Work to be completed → Set every record down verbatim and omit the pictures.

Given entries →

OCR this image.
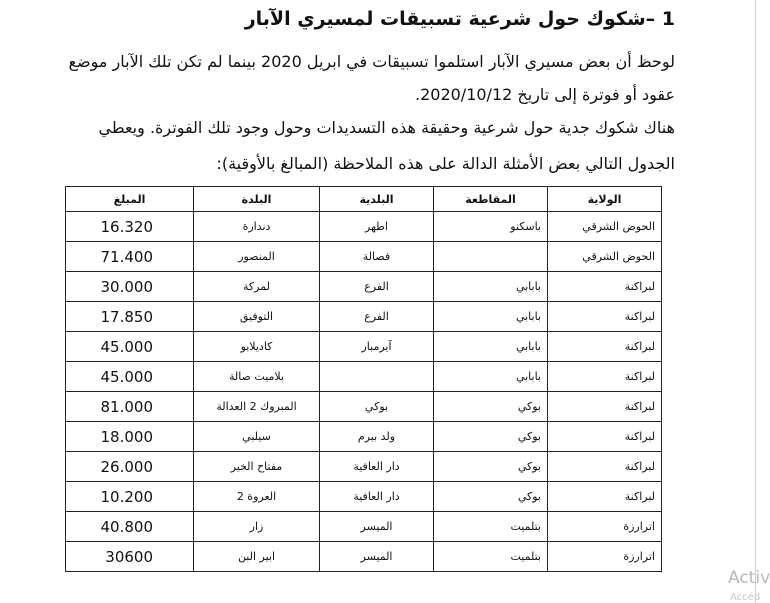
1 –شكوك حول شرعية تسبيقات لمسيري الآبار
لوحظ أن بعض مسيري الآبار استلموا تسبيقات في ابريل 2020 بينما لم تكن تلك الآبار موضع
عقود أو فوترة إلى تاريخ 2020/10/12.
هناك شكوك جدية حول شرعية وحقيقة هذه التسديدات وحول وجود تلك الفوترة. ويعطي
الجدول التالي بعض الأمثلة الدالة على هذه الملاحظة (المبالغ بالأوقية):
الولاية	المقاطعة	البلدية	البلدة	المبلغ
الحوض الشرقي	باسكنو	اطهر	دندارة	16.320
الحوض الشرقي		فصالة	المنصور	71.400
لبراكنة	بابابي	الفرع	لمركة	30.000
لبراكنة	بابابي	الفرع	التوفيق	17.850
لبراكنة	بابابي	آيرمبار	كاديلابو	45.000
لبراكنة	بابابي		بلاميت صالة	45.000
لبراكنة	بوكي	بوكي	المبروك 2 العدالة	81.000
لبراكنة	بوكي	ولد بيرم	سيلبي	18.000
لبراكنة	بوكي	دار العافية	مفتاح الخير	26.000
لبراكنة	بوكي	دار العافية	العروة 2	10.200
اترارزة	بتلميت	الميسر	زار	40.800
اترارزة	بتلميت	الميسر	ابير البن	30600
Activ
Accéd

Completed task →
OCR this image.
1 –شكوك حول شرعية تسبيقات لمسيري الآبار
لوحظ أن بعض مسيري الآبار استلموا تسبيقات في ابريل 2020 بينما لم تكن تلك الآبار موضع
عقود أو فوترة إلى تاريخ 2020/10/12.
هناك شكوك جدية حول شرعية وحقيقة هذه التسديدات وحول وجود تلك الفوترة. ويعطي
الجدول التالي بعض الأمثلة الدالة على هذه الملاحظة (المبالغ بالأوقية):
الولاية	المقاطعة	البلدية	البلدة	المبلغ
الحوض الشرقي	باسكنو	اطهر	دندارة	16.320
الحوض الشرقي		فصالة	المنصور	71.400
لبراكنة	بابابي	الفرع	لمركة	30.000
لبراكنة	بابابي	الفرع	التوفيق	17.850
لبراكنة	بابابي	آيرمبار	كاديلابو	45.000
لبراكنة	بابابي		بلاميت صالة	45.000
لبراكنة	بوكي	بوكي	المبروك 2 العدالة	81.000
لبراكنة	بوكي	ولد بيرم	سيلبي	18.000
لبراكنة	بوكي	دار العافية	مفتاح الخير	26.000
لبراكنة	بوكي	دار العافية	العروة 2	10.200
اترارزة	بتلميت	الميسر	زار	40.800
اترارزة	بتلميت	الميسر	ابير البن	30600
Activ
Accéd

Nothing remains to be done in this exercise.